# Given instruction
Repeat the records below exactly as they appear.

# Data rows
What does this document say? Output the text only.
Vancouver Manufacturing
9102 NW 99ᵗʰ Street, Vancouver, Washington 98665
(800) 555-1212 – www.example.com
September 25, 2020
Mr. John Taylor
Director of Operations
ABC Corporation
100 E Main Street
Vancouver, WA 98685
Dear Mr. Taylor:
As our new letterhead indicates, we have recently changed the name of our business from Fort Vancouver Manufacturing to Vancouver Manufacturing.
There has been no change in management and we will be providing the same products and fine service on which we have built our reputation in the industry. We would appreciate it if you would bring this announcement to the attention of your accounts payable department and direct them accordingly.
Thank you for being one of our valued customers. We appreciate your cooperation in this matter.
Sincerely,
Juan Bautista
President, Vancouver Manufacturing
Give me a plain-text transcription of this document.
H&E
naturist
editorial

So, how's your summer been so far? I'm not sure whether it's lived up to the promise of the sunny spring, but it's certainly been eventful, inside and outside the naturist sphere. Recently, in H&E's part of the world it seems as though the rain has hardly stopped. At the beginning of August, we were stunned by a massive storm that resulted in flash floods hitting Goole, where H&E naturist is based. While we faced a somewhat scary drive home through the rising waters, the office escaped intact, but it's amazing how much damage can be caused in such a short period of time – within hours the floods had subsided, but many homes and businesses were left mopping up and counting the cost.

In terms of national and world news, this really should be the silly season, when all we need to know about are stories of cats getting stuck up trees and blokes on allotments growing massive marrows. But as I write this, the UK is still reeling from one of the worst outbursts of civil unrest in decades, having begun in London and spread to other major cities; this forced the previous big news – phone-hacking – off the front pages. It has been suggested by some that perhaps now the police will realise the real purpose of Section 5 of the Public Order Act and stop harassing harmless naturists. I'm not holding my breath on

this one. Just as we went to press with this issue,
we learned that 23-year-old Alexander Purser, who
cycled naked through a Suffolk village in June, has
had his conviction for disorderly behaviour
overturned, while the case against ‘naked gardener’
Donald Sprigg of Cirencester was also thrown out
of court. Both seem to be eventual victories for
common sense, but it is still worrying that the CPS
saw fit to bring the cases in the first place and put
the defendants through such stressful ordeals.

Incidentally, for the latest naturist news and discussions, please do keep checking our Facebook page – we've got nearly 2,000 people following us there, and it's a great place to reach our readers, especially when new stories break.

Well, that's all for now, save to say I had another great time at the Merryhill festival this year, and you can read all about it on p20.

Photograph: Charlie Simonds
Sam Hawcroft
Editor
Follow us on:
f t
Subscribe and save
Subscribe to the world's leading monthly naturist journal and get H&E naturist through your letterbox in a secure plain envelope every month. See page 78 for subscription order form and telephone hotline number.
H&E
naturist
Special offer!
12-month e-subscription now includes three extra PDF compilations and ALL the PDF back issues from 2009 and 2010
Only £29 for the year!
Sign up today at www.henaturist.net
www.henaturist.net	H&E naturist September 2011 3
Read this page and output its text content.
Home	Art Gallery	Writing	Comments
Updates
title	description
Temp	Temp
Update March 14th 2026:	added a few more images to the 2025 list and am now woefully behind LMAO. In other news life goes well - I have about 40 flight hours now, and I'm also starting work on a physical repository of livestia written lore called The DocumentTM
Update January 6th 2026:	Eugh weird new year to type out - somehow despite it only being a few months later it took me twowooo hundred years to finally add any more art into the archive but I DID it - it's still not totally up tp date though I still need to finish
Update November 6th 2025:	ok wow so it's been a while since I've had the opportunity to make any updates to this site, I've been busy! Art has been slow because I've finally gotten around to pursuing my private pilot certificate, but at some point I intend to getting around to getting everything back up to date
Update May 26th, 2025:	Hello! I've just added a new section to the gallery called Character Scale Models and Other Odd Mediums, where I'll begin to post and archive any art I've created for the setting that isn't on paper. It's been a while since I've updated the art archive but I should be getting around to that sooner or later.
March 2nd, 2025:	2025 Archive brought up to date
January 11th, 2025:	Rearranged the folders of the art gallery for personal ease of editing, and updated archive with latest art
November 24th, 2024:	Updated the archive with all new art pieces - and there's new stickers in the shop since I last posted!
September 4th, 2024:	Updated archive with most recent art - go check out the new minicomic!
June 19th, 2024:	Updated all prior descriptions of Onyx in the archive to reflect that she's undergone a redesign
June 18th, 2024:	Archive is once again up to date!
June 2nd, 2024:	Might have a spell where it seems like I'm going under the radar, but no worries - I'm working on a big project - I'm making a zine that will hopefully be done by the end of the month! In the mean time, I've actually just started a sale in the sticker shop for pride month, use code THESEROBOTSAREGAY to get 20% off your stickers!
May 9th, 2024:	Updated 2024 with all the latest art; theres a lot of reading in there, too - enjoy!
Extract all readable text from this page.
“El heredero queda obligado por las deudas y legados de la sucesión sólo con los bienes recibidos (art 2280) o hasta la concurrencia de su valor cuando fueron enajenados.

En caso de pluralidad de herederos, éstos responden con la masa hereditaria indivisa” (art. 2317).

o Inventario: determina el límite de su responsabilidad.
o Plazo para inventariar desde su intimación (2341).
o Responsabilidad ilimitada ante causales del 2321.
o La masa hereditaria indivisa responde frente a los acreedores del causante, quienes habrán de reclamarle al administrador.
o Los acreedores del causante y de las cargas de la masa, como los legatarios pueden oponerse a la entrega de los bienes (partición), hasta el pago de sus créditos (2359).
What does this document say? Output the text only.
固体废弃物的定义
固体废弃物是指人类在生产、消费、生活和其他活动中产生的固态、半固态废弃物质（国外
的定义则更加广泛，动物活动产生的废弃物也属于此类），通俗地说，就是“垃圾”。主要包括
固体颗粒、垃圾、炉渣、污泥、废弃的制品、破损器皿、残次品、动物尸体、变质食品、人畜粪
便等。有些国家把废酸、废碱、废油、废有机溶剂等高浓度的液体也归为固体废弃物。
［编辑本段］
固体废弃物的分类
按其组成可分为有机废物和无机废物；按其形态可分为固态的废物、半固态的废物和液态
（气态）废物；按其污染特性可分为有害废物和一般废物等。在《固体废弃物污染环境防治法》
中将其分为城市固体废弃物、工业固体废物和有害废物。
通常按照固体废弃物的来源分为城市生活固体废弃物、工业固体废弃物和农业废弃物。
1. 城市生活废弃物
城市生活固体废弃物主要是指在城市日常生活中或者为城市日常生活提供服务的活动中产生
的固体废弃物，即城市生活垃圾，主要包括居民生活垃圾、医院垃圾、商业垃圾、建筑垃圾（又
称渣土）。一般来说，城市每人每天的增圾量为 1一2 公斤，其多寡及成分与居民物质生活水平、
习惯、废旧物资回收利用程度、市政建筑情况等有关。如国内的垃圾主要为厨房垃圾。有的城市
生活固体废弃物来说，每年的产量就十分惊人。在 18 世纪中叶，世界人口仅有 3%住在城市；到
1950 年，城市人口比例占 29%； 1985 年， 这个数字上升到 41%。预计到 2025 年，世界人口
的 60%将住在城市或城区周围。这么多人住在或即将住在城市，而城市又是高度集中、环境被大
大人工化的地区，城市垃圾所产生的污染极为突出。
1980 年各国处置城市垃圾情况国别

# Solution
What does this document say? Output the text only.
Vancouver Manufacturing
9102 NW 99ᵗʰ Street, Vancouver, Washington 98665
(800) 555-1212 – www.example.com
September 25, 2020
Mr. John Taylor
Director of Operations
ABC Corporation
100 E Main Street
Vancouver, WA 98685
Dear Mr. Taylor:
As our new letterhead indicates, we have recently changed the name of our business from Fort Vancouver Manufacturing to Vancouver Manufacturing.
There has been no change in management and we will be providing the same products and fine service on which we have built our reputation in the industry. We would appreciate it if you would bring this announcement to the attention of your accounts payable department and direct them accordingly.
Thank you for being one of our valued customers. We appreciate your cooperation in this matter.
Sincerely,
Juan Bautista
President, Vancouver Manufacturing
Give me a plain-text transcription of this document.
H&E
naturist
editorial

So, how's your summer been so far? I'm not sure whether it's lived up to the promise of the sunny spring, but it's certainly been eventful, inside and outside the naturist sphere. Recently, in H&E's part of the world it seems as though the rain has hardly stopped. At the beginning of August, we were stunned by a massive storm that resulted in flash floods hitting Goole, where H&E naturist is based. While we faced a somewhat scary drive home through the rising waters, the office escaped intact, but it's amazing how much damage can be caused in such a short period of time – within hours the floods had subsided, but many homes and businesses were left mopping up and counting the cost.

In terms of national and world news, this really should be the silly season, when all we need to know about are stories of cats getting stuck up trees and blokes on allotments growing massive marrows. But as I write this, the UK is still reeling from one of the worst outbursts of civil unrest in decades, having begun in London and spread to other major cities; this forced the previous big news – phone-hacking – off the front pages. It has been suggested by some that perhaps now the police will realise the real purpose of Section 5 of the Public Order Act and stop harassing harmless naturists. I'm not holding my breath on

this one. Just as we went to press with this issue,
we learned that 23-year-old Alexander Purser, who
cycled naked through a Suffolk village in June, has
had his conviction for disorderly behaviour
overturned, while the case against ‘naked gardener’
Donald Sprigg of Cirencester was also thrown out
of court. Both seem to be eventual victories for
common sense, but it is still worrying that the CPS
saw fit to bring the cases in the first place and put
the defendants through such stressful ordeals.

Incidentally, for the latest naturist news and discussions, please do keep checking our Facebook page – we've got nearly 2,000 people following us there, and it's a great place to reach our readers, especially when new stories break.

Well, that's all for now, save to say I had another great time at the Merryhill festival this year, and you can read all about it on p20.

Photograph: Charlie Simonds
Sam Hawcroft
Editor
Follow us on:
f t
Subscribe and save
Subscribe to the world's leading monthly naturist journal and get H&E naturist through your letterbox in a secure plain envelope every month. See page 78 for subscription order form and telephone hotline number.
H&E
naturist
Special offer!
12-month e-subscription now includes three extra PDF compilations and ALL the PDF back issues from 2009 and 2010
Only £29 for the year!
Sign up today at www.henaturist.net
www.henaturist.net	H&E naturist September 2011 3
Read this page and output its text content.
Home	Art Gallery	Writing	Comments
Updates
title	description
Temp	Temp
Update March 14th 2026:	added a few more images to the 2025 list and am now woefully behind LMAO. In other news life goes well - I have about 40 flight hours now, and I'm also starting work on a physical repository of livestia written lore called The DocumentTM
Update January 6th 2026:	Eugh weird new year to type out - somehow despite it only being a few months later it took me twowooo hundred years to finally add any more art into the archive but I DID it - it's still not totally up tp date though I still need to finish
Update November 6th 2025:	ok wow so it's been a while since I've had the opportunity to make any updates to this site, I've been busy! Art has been slow because I've finally gotten around to pursuing my private pilot certificate, but at some point I intend to getting around to getting everything back up to date
Update May 26th, 2025:	Hello! I've just added a new section to the gallery called Character Scale Models and Other Odd Mediums, where I'll begin to post and archive any art I've created for the setting that isn't on paper. It's been a while since I've updated the art archive but I should be getting around to that sooner or later.
March 2nd, 2025:	2025 Archive brought up to date
January 11th, 2025:	Rearranged the folders of the art gallery for personal ease of editing, and updated archive with latest art
November 24th, 2024:	Updated the archive with all new art pieces - and there's new stickers in the shop since I last posted!
September 4th, 2024:	Updated archive with most recent art - go check out the new minicomic!
June 19th, 2024:	Updated all prior descriptions of Onyx in the archive to reflect that she's undergone a redesign
June 18th, 2024:	Archive is once again up to date!
June 2nd, 2024:	Might have a spell where it seems like I'm going under the radar, but no worries - I'm working on a big project - I'm making a zine that will hopefully be done by the end of the month! In the mean time, I've actually just started a sale in the sticker shop for pride month, use code THESEROBOTSAREGAY to get 20% off your stickers!
May 9th, 2024:	Updated 2024 with all the latest art; theres a lot of reading in there, too - enjoy!
Extract all readable text from this page.
“El heredero queda obligado por las deudas y legados de la sucesión sólo con los bienes recibidos (art 2280) o hasta la concurrencia de su valor cuando fueron enajenados.

En caso de pluralidad de herederos, éstos responden con la masa hereditaria indivisa” (art. 2317).

o Inventario: determina el límite de su responsabilidad.
o Plazo para inventariar desde su intimación (2341).
o Responsabilidad ilimitada ante causales del 2321.
o La masa hereditaria indivisa responde frente a los acreedores del causante, quienes habrán de reclamarle al administrador.
o Los acreedores del causante y de las cargas de la masa, como los legatarios pueden oponerse a la entrega de los bienes (partición), hasta el pago de sus créditos (2359).
What does this document say? Output the text only.
固体废弃物的定义
固体废弃物是指人类在生产、消费、生活和其他活动中产生的固态、半固态废弃物质（国外
的定义则更加广泛，动物活动产生的废弃物也属于此类），通俗地说，就是“垃圾”。主要包括
固体颗粒、垃圾、炉渣、污泥、废弃的制品、破损器皿、残次品、动物尸体、变质食品、人畜粪
便等。有些国家把废酸、废碱、废油、废有机溶剂等高浓度的液体也归为固体废弃物。
［编辑本段］
固体废弃物的分类
按其组成可分为有机废物和无机废物；按其形态可分为固态的废物、半固态的废物和液态
（气态）废物；按其污染特性可分为有害废物和一般废物等。在《固体废弃物污染环境防治法》
中将其分为城市固体废弃物、工业固体废物和有害废物。
通常按照固体废弃物的来源分为城市生活固体废弃物、工业固体废弃物和农业废弃物。
1. 城市生活废弃物
城市生活固体废弃物主要是指在城市日常生活中或者为城市日常生活提供服务的活动中产生
的固体废弃物，即城市生活垃圾，主要包括居民生活垃圾、医院垃圾、商业垃圾、建筑垃圾（又
称渣土）。一般来说，城市每人每天的增圾量为 1一2 公斤，其多寡及成分与居民物质生活水平、
习惯、废旧物资回收利用程度、市政建筑情况等有关。如国内的垃圾主要为厨房垃圾。有的城市
生活固体废弃物来说，每年的产量就十分惊人。在 18 世纪中叶，世界人口仅有 3%住在城市；到
1950 年，城市人口比例占 29%； 1985 年， 这个数字上升到 41%。预计到 2025 年，世界人口
的 60%将住在城市或城区周围。这么多人住在或即将住在城市，而城市又是高度集中、环境被大
大人工化的地区，城市垃圾所产生的污染极为突出。
1980 年各国处置城市垃圾情况国别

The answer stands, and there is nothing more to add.